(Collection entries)
* * *
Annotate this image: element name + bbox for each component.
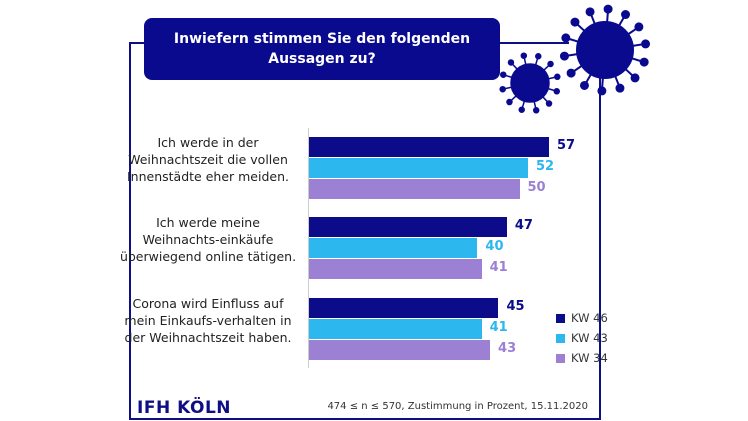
legend-swatch (556, 333, 565, 343)
bar-kw43 (309, 238, 478, 258)
legend-item: KW 46 (556, 311, 608, 325)
category-label: Ich werde in der Weihnachtszeit die voll… (127, 135, 289, 184)
bar-kw34 (309, 259, 482, 279)
y-axis-line (308, 128, 309, 368)
category-label: Corona wird Einfluss auf mein Einkaufs-v… (124, 296, 292, 345)
virus-large-icon (559, 4, 651, 96)
chart-title: Inwiefern stimmen Sie den folgenden Auss… (144, 18, 500, 80)
category-label: Ich werde meine Weihnachts-einkäufe über… (119, 215, 297, 264)
footer-note: 474 ≤ n ≤ 570, Zustimmung in Prozent, 15… (327, 401, 588, 412)
legend-item: KW 34 (556, 351, 608, 365)
legend-swatch (556, 353, 565, 363)
data-label: 52 (535, 159, 555, 174)
bar-kw46 (309, 217, 507, 237)
legend-label: KW 43 (571, 331, 608, 345)
data-label: 45 (506, 299, 525, 314)
legend-swatch (556, 313, 565, 323)
data-label: 43 (498, 341, 517, 356)
legend-label: KW 34 (571, 351, 608, 365)
virus-small-icon (499, 52, 561, 114)
data-label: 40 (485, 239, 504, 254)
data-label: 57 (557, 138, 576, 153)
bar-kw34 (309, 179, 520, 199)
bar-kw43 (309, 158, 528, 178)
bar-kw34 (309, 340, 491, 360)
legend-label: KW 46 (571, 311, 608, 325)
ifh-logo: IFH KÖLN (137, 398, 232, 418)
chart-frame (129, 42, 601, 420)
data-label: 47 (514, 218, 533, 233)
data-label: 50 (527, 180, 546, 195)
bar-kw46 (309, 137, 549, 157)
bar-kw46 (309, 298, 499, 318)
legend-item: KW 43 (556, 331, 608, 345)
data-label: 41 (489, 320, 508, 335)
data-label: 41 (489, 260, 508, 275)
bar-kw43 (309, 319, 482, 339)
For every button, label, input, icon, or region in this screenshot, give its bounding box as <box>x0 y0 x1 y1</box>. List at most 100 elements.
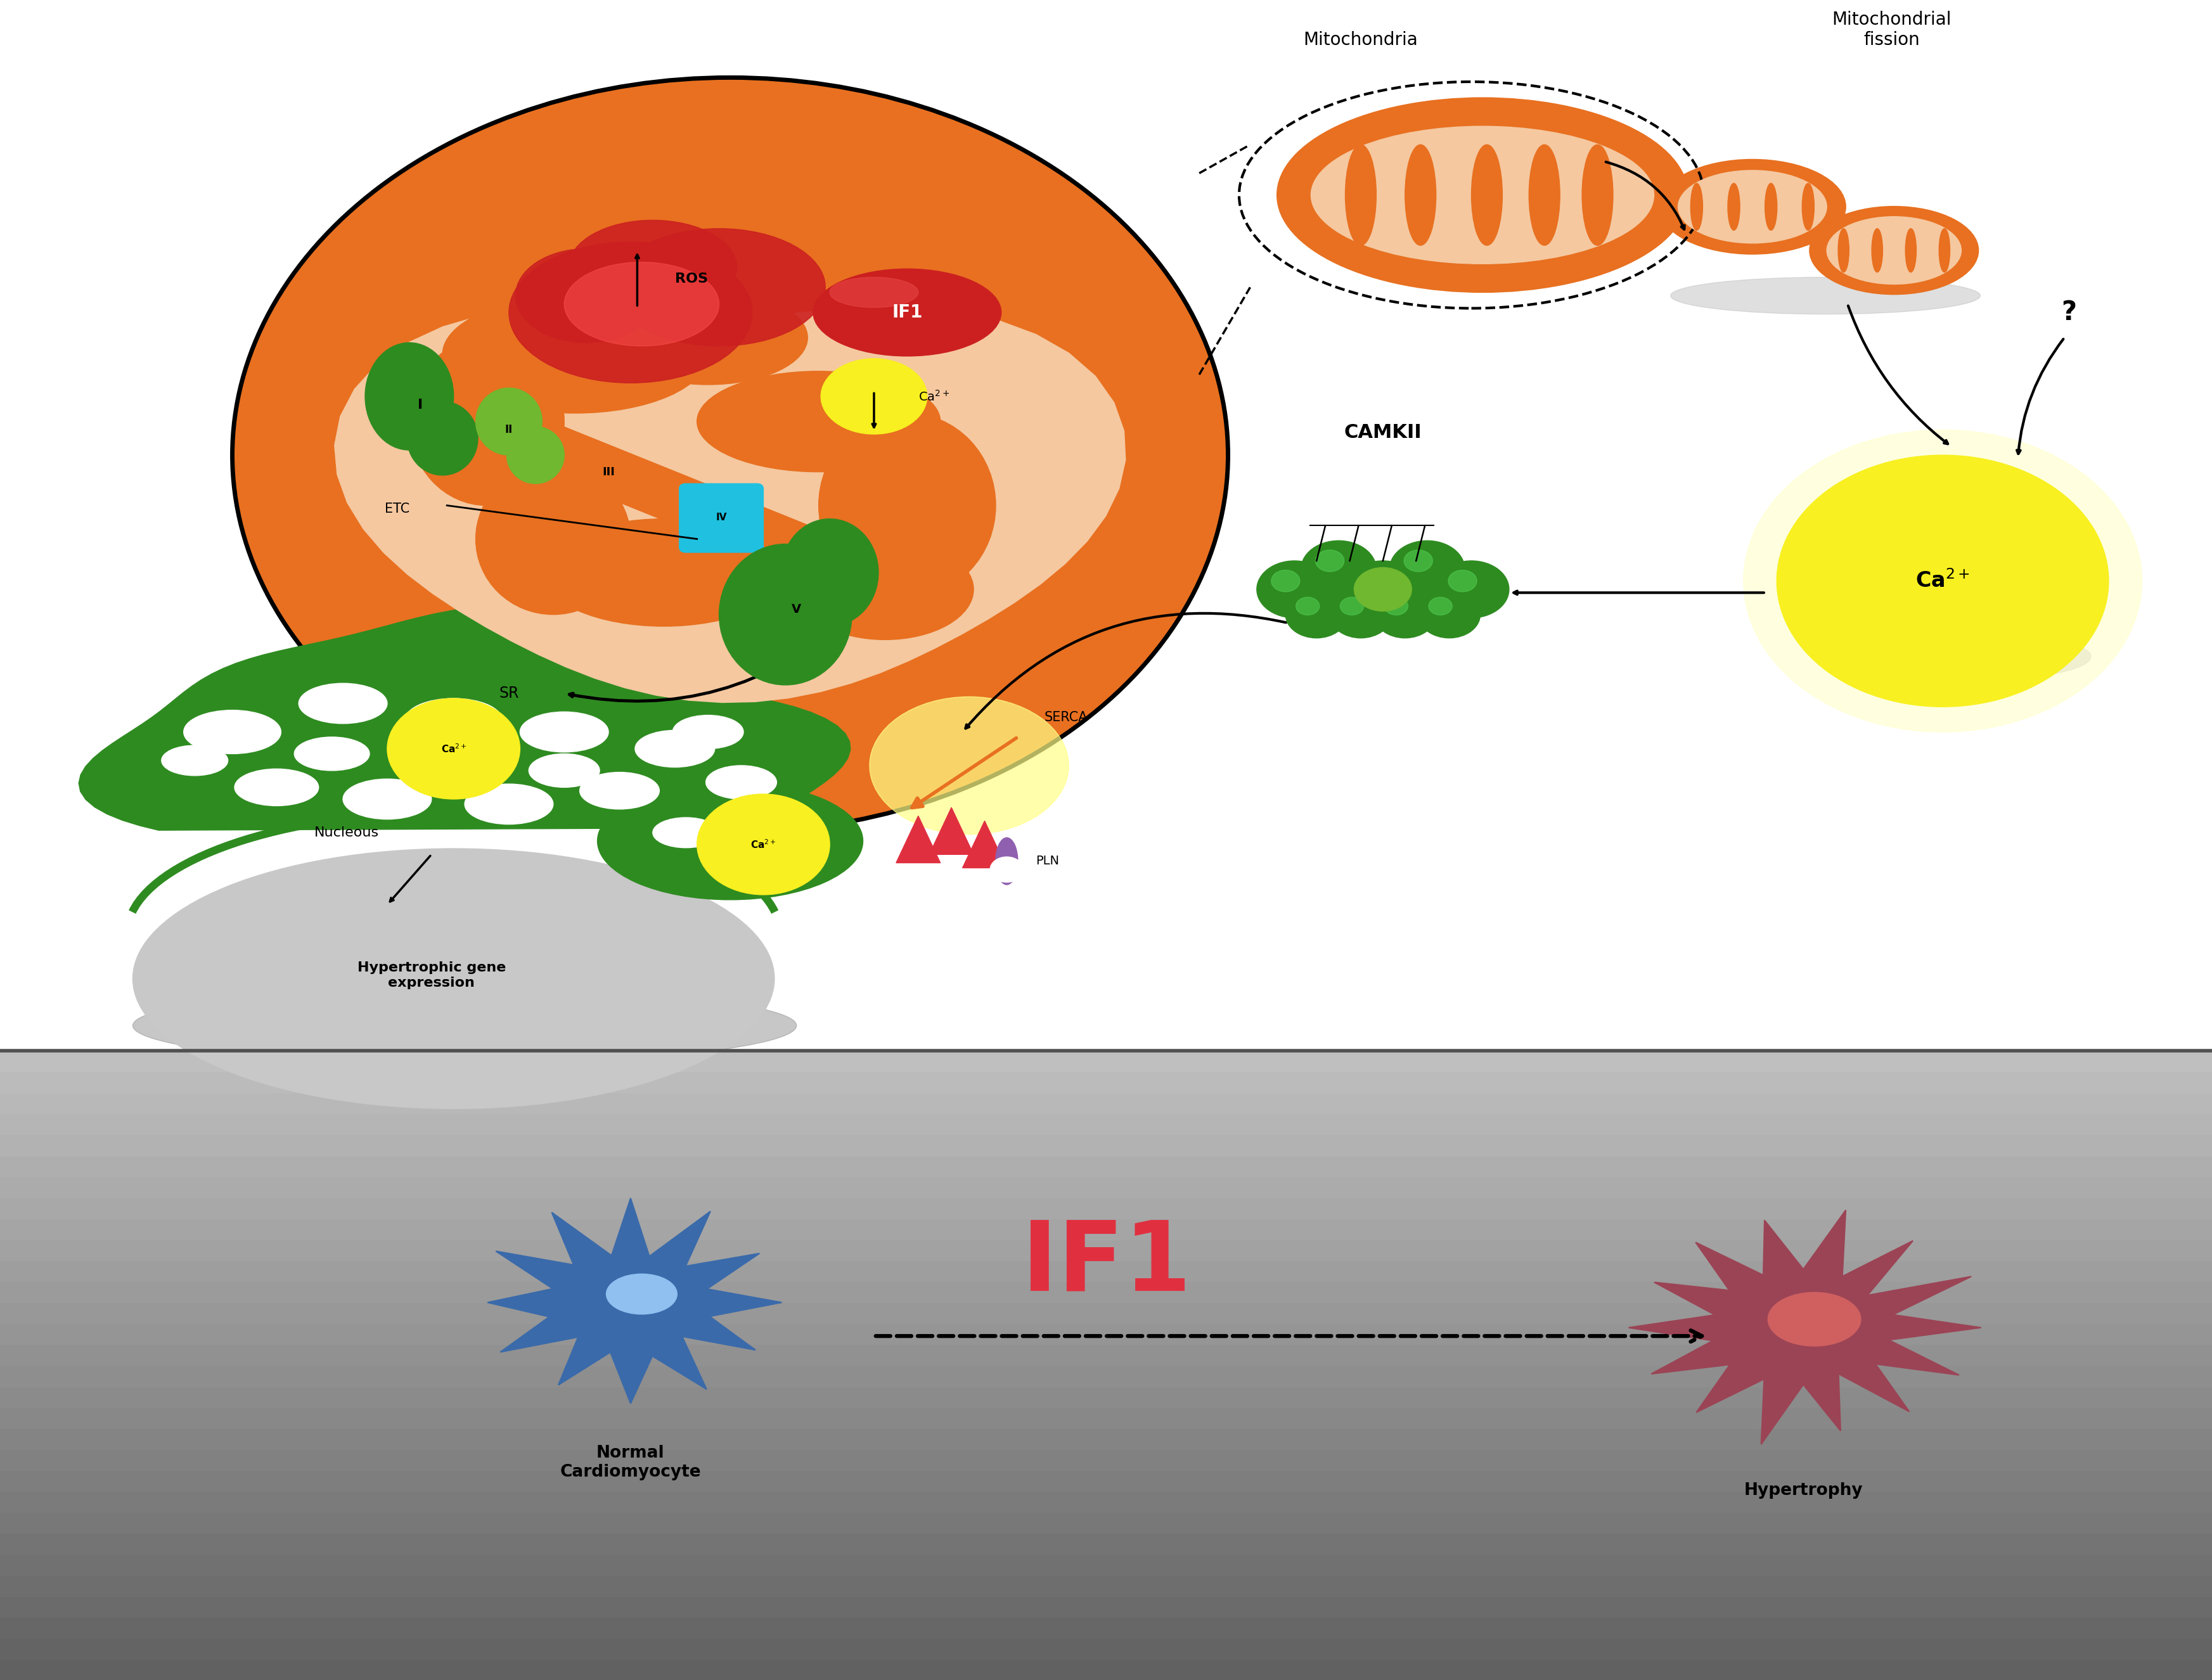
Ellipse shape <box>542 519 785 627</box>
Polygon shape <box>80 605 849 830</box>
Text: SR: SR <box>498 685 520 701</box>
Ellipse shape <box>234 769 319 806</box>
Circle shape <box>1374 591 1436 638</box>
Bar <box>0 1282 2212 1302</box>
Bar <box>0 1156 2212 1176</box>
Ellipse shape <box>1582 144 1613 245</box>
Circle shape <box>387 699 520 800</box>
Circle shape <box>1405 549 1431 571</box>
Bar <box>0 1576 2212 1596</box>
Ellipse shape <box>529 754 599 788</box>
Text: IF1: IF1 <box>891 304 922 321</box>
Text: Mitochondrial
fission: Mitochondrial fission <box>1832 10 1951 49</box>
Ellipse shape <box>869 697 1068 835</box>
Polygon shape <box>400 373 860 588</box>
Bar <box>0 1072 2212 1092</box>
Bar <box>0 1260 2212 1282</box>
Bar <box>0 1554 2212 1576</box>
Bar <box>0 2 2212 1050</box>
Ellipse shape <box>821 358 927 433</box>
Ellipse shape <box>299 684 387 724</box>
Ellipse shape <box>405 699 502 743</box>
Ellipse shape <box>781 519 878 627</box>
Ellipse shape <box>653 818 719 848</box>
Circle shape <box>232 77 1228 833</box>
Ellipse shape <box>830 277 918 307</box>
Circle shape <box>1449 570 1475 591</box>
Ellipse shape <box>1405 144 1436 245</box>
Circle shape <box>1354 568 1411 612</box>
Text: III: III <box>602 465 615 477</box>
Ellipse shape <box>1938 228 1949 272</box>
Polygon shape <box>1628 1210 1980 1445</box>
Bar <box>0 1218 2212 1240</box>
Bar <box>0 1366 2212 1386</box>
Ellipse shape <box>1767 1292 1860 1346</box>
Circle shape <box>1329 591 1391 638</box>
Ellipse shape <box>995 838 1018 885</box>
Ellipse shape <box>1827 217 1960 284</box>
Polygon shape <box>487 1198 781 1403</box>
Ellipse shape <box>796 539 973 640</box>
Polygon shape <box>896 816 940 864</box>
Circle shape <box>1360 570 1387 591</box>
Text: CAMKII: CAMKII <box>1343 423 1422 442</box>
Polygon shape <box>929 808 973 855</box>
Text: Ca$^{2+}$: Ca$^{2+}$ <box>440 743 467 754</box>
Circle shape <box>1340 596 1363 615</box>
Text: Hypertrophic gene
expression: Hypertrophic gene expression <box>356 961 507 990</box>
Circle shape <box>1296 596 1318 615</box>
Ellipse shape <box>814 269 1000 356</box>
Text: Ca$^{2+}$: Ca$^{2+}$ <box>1916 570 1969 591</box>
Ellipse shape <box>1690 183 1703 230</box>
Bar <box>0 1638 2212 1660</box>
Ellipse shape <box>1801 183 1814 230</box>
Ellipse shape <box>407 402 478 475</box>
Ellipse shape <box>635 731 714 768</box>
Ellipse shape <box>1825 632 2090 682</box>
Polygon shape <box>962 822 1006 869</box>
Ellipse shape <box>442 296 708 413</box>
Ellipse shape <box>818 413 995 598</box>
Bar <box>0 1512 2212 1534</box>
Ellipse shape <box>1677 170 1827 244</box>
Text: ?: ? <box>2062 299 2075 326</box>
Bar <box>0 1344 2212 1366</box>
Ellipse shape <box>476 388 542 455</box>
Circle shape <box>1743 430 2141 732</box>
Ellipse shape <box>520 712 608 753</box>
Ellipse shape <box>732 827 794 857</box>
Ellipse shape <box>1345 144 1376 245</box>
Bar <box>0 1660 2212 1680</box>
Bar <box>0 1450 2212 1470</box>
Ellipse shape <box>706 766 776 800</box>
Ellipse shape <box>184 711 281 754</box>
Polygon shape <box>334 306 1126 702</box>
Circle shape <box>1301 541 1376 598</box>
Ellipse shape <box>343 780 431 820</box>
Ellipse shape <box>515 249 657 343</box>
Ellipse shape <box>719 544 852 685</box>
Circle shape <box>1385 596 1407 615</box>
Ellipse shape <box>1838 228 1849 272</box>
Bar <box>0 1618 2212 1638</box>
Text: Ca$^{2+}$: Ca$^{2+}$ <box>750 838 776 850</box>
Bar <box>0 1198 2212 1218</box>
Ellipse shape <box>507 427 564 484</box>
Bar <box>0 1092 2212 1114</box>
Bar <box>0 1324 2212 1344</box>
Ellipse shape <box>133 988 796 1063</box>
Circle shape <box>1345 561 1420 618</box>
Circle shape <box>991 857 1022 882</box>
Text: II: II <box>504 425 513 435</box>
Text: Mitochondria: Mitochondria <box>1303 32 1418 49</box>
Text: V: V <box>792 603 801 615</box>
Text: ROS: ROS <box>675 272 708 286</box>
Text: Ca$^{2+}$: Ca$^{2+}$ <box>918 390 949 403</box>
Ellipse shape <box>133 848 774 1109</box>
Circle shape <box>1285 591 1347 638</box>
Bar <box>0 1428 2212 1450</box>
Bar <box>0 1534 2212 1554</box>
Ellipse shape <box>365 343 453 450</box>
Bar <box>0 1114 2212 1134</box>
* * *
WHAT NEEDS TO BE DONE: A single number is the whole answer: the count of lines above that hold "Hypertrophic".

EXPECTED ANSWER: 2